---- PROVIDED RECORDS

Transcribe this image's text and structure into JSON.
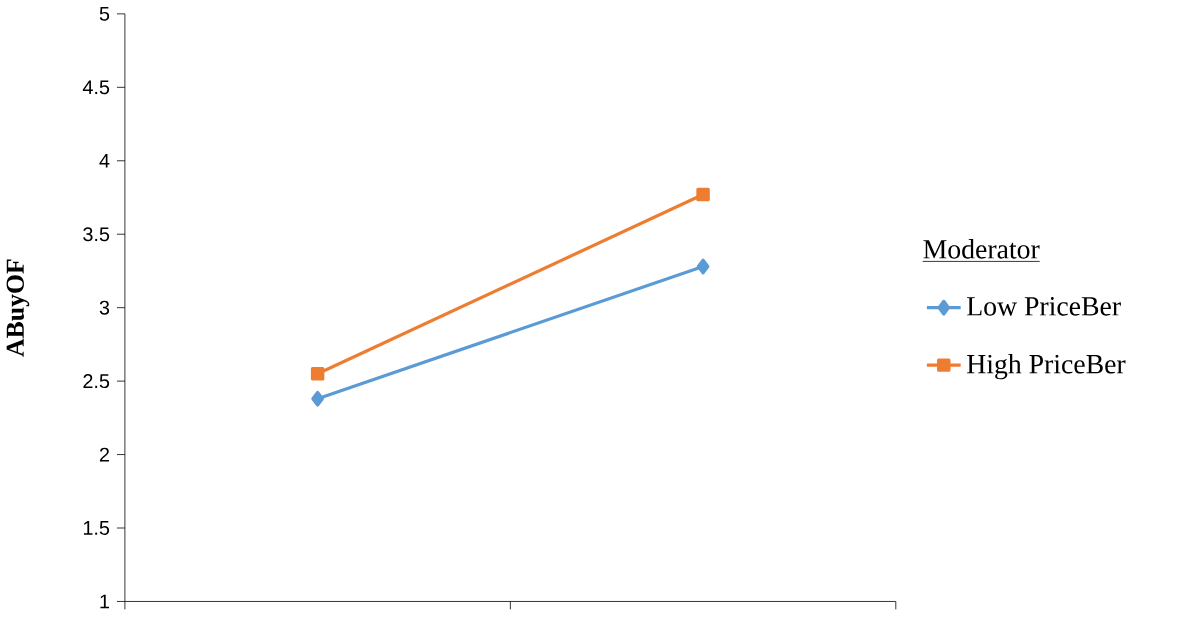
{
  "chart_data": {
    "type": "line",
    "ylabel": "ABuyOF",
    "legend_title": "Moderator",
    "legend": "right",
    "categories": [
      null,
      null
    ],
    "series": [
      {
        "name": "Low PriceBer",
        "color": "#5b9bd5",
        "marker": "diamond",
        "values": [
          2.38,
          3.28
        ]
      },
      {
        "name": "High PriceBer",
        "color": "#ed7d31",
        "marker": "square",
        "values": [
          2.55,
          3.77
        ]
      }
    ],
    "ylim": [
      1,
      5
    ],
    "yticks": [
      1,
      1.5,
      2,
      2.5,
      3,
      3.5,
      4,
      4.5,
      5
    ],
    "grid": false
  }
}
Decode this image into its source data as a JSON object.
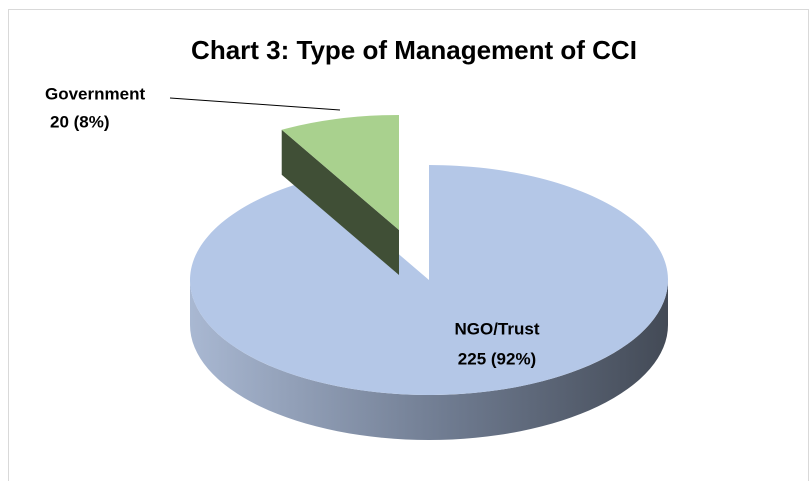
{
  "chart_data": {
    "type": "pie",
    "title": "Chart 3: Type of Management of CCI",
    "categories": [
      "NGO/Trust",
      "Government"
    ],
    "values": [
      225,
      20
    ],
    "value_labels": [
      "225 (92%)",
      "20 (8%)"
    ],
    "colors": [
      "#b4c7e7",
      "#a9d18e"
    ]
  }
}
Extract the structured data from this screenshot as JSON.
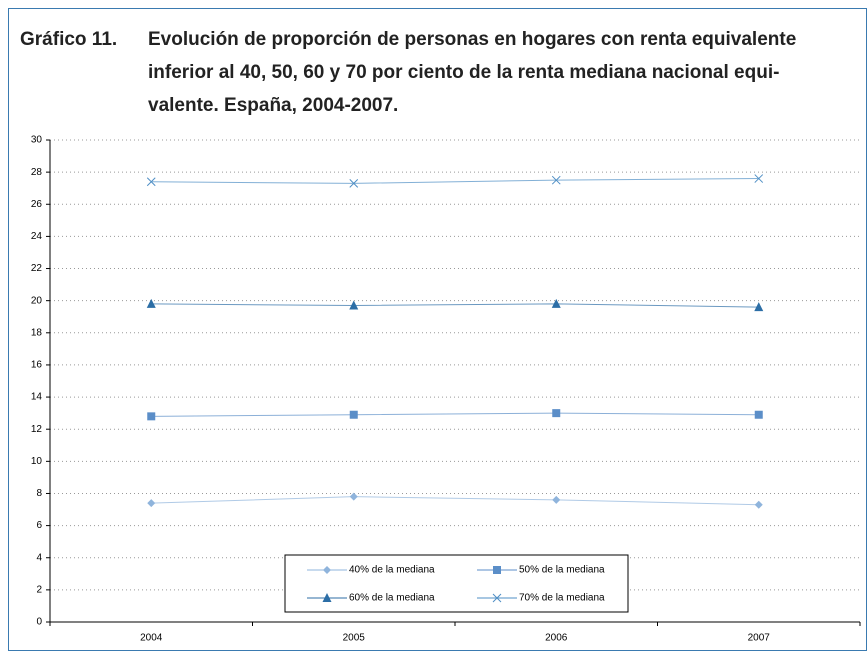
{
  "chart_data": {
    "type": "line",
    "title_number": "Gráfico 11.",
    "title": [
      "Evolución de proporción de personas en hogares con renta equivalente",
      "inferior al 40, 50, 60 y 70 por ciento de la renta mediana nacional equi-",
      "valente. España, 2004-2007."
    ],
    "categories": [
      "2004",
      "2005",
      "2006",
      "2007"
    ],
    "series": [
      {
        "name": "40% de la mediana",
        "color": "#8fb4dc",
        "marker": "diamond",
        "values": [
          7.4,
          7.8,
          7.6,
          7.3
        ]
      },
      {
        "name": "50% de la mediana",
        "color": "#5b8ec8",
        "marker": "square",
        "values": [
          12.8,
          12.9,
          13.0,
          12.9
        ]
      },
      {
        "name": "60% de la mediana",
        "color": "#2c6ea6",
        "marker": "triangle",
        "values": [
          19.8,
          19.7,
          19.8,
          19.6
        ]
      },
      {
        "name": "70% de la mediana",
        "color": "#4f8fc5",
        "marker": "x",
        "values": [
          27.4,
          27.3,
          27.5,
          27.6
        ]
      }
    ],
    "ylim": [
      0,
      30
    ],
    "yticks": [
      0,
      2,
      4,
      6,
      8,
      10,
      12,
      14,
      16,
      18,
      20,
      22,
      24,
      26,
      28,
      30
    ],
    "grid": true,
    "legend": "bottom"
  }
}
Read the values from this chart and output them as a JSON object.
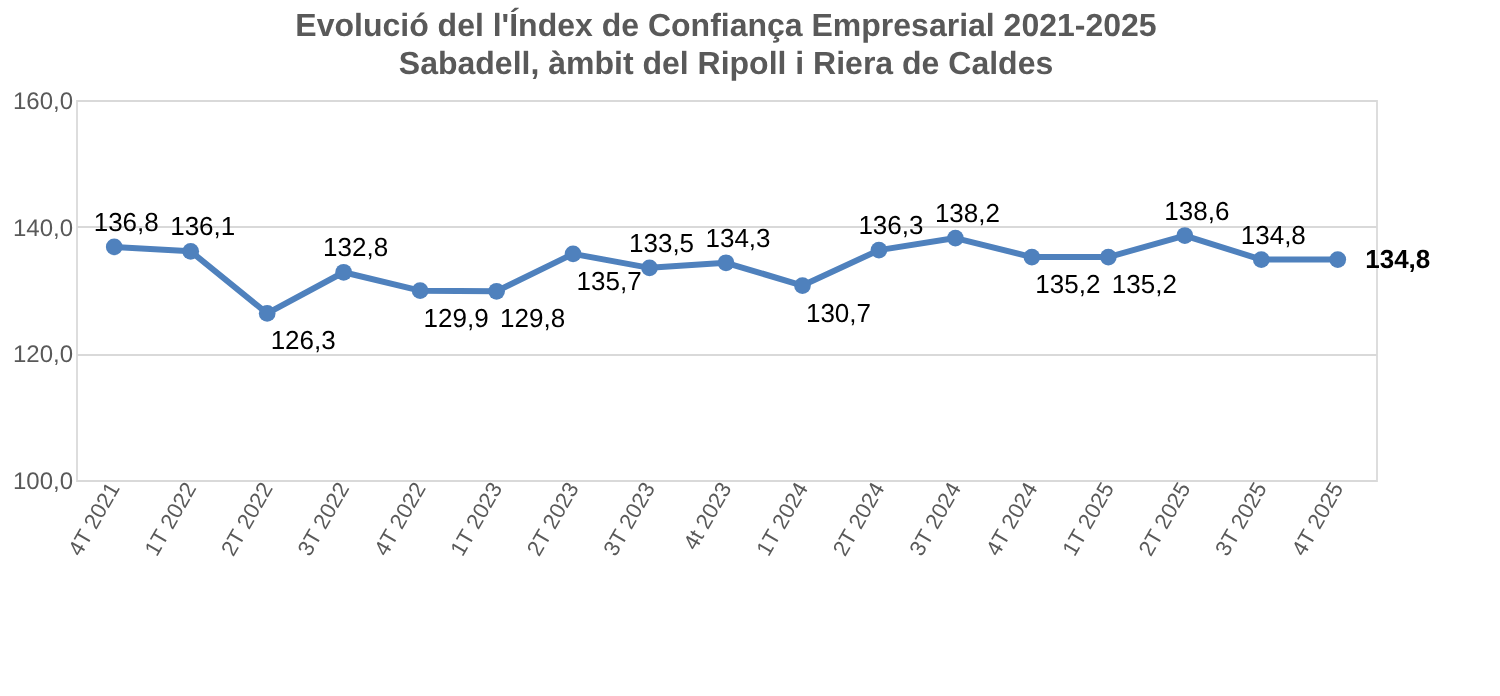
{
  "chart_data": {
    "type": "line",
    "title": "Evolució  del l'Índex de Confiança Empresarial 2021-2025",
    "subtitle": "Sabadell, àmbit del Ripoll i Riera de Caldes",
    "categories": [
      "4T 2021",
      "1T 2022",
      "2T 2022",
      "3T 2022",
      "4T 2022",
      "1T 2023",
      "2T 2023",
      "3T 2023",
      "4t 2023",
      "1T 2024",
      "2T 2024",
      "3T 2024",
      "4T 2024",
      "1T 2025",
      "2T 2025",
      "3T 2025",
      "4T 2025"
    ],
    "series": [
      {
        "color": "#4f81bd",
        "values": [
          136.8,
          136.1,
          126.3,
          132.8,
          129.9,
          129.8,
          135.7,
          133.5,
          134.3,
          130.7,
          136.3,
          138.2,
          135.2,
          135.2,
          138.6,
          134.8,
          134.8
        ],
        "value_labels": [
          "136,8",
          "136,1",
          "126,3",
          "132,8",
          "129,9",
          "129,8",
          "135,7",
          "133,5",
          "134,3",
          "130,7",
          "136,3",
          "138,2",
          "135,2",
          "135,2",
          "138,6",
          "134,8",
          "134,8"
        ]
      }
    ],
    "ylim": [
      100,
      160
    ],
    "yticks": [
      {
        "value": 100,
        "label": "100,0"
      },
      {
        "value": 120,
        "label": "120,0"
      },
      {
        "value": 140,
        "label": "140,0"
      },
      {
        "value": 160,
        "label": "160,0"
      }
    ],
    "grid": "y",
    "marker": "circle",
    "line_style": "solid"
  }
}
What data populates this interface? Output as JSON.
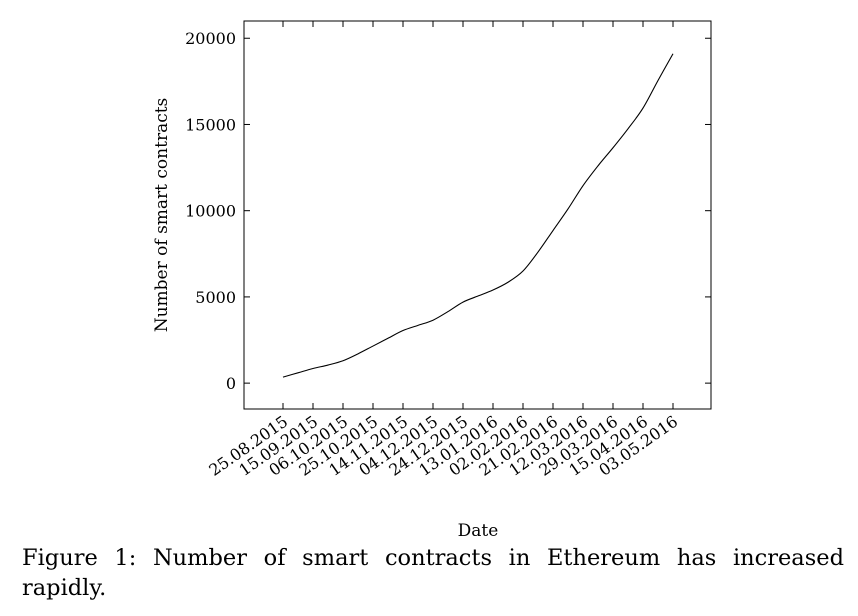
{
  "chart_data": {
    "type": "line",
    "xlabel": "Date",
    "ylabel": "Number of smart contracts",
    "ylim": [
      -1500,
      21000
    ],
    "yticks": [
      0,
      5000,
      10000,
      15000,
      20000
    ],
    "categories": [
      "25.08.2015",
      "15.09.2015",
      "06.10.2015",
      "25.10.2015",
      "14.11.2015",
      "04.12.2015",
      "24.12.2015",
      "13.01.2016",
      "02.02.2016",
      "21.02.2016",
      "12.03.2016",
      "29.03.2016",
      "15.04.2016",
      "03.05.2016"
    ],
    "series": [
      {
        "x": [
          0,
          0.5,
          1,
          1.5,
          2,
          2.5,
          3,
          3.5,
          4,
          4.5,
          5,
          5.5,
          6,
          6.5,
          7,
          7.5,
          8,
          8.5,
          9,
          9.5,
          10,
          10.5,
          11,
          11.5,
          12,
          12.5,
          13
        ],
        "values": [
          350,
          600,
          850,
          1050,
          1300,
          1700,
          2150,
          2600,
          3050,
          3350,
          3650,
          4150,
          4700,
          5050,
          5400,
          5850,
          6500,
          7600,
          8850,
          10100,
          11450,
          12600,
          13650,
          14750,
          15950,
          17550,
          19100
        ]
      }
    ],
    "grid": false,
    "legend": "none"
  },
  "caption": "Figure 1: Number of smart contracts in Ethereum has increased rapidly."
}
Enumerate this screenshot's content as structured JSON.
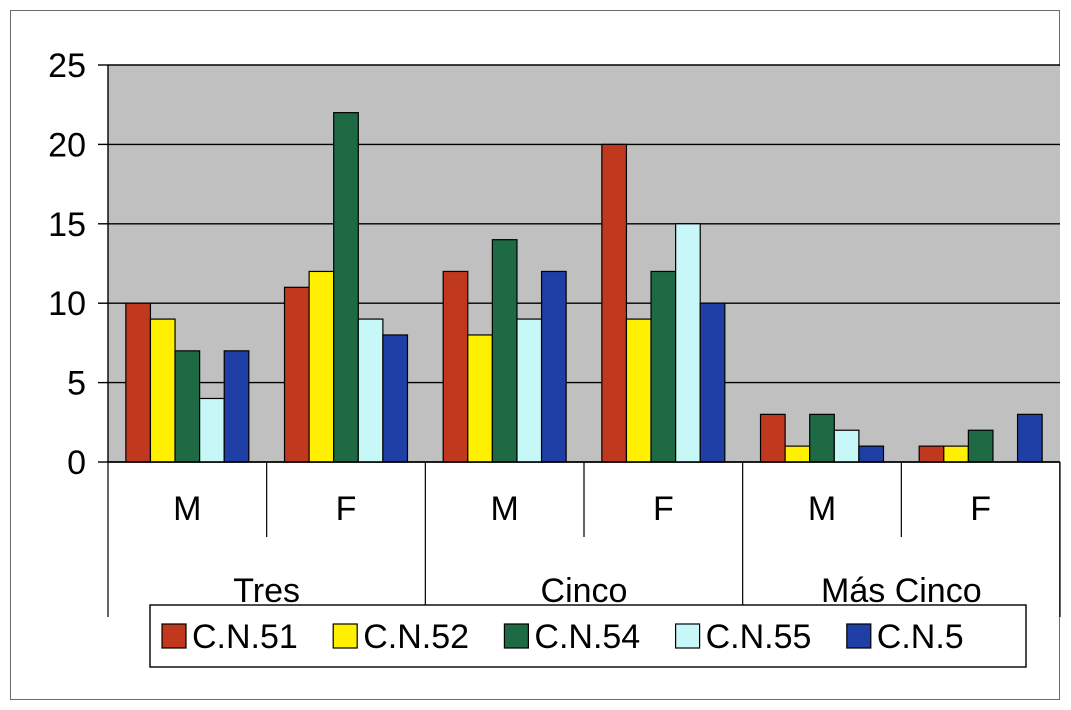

--------

List the lines of the material in which the word "grid" occurs.

### EXPECTED ANSWER
    "grid": false
    "grid": true,
    "grid": "y",
    "grid": false,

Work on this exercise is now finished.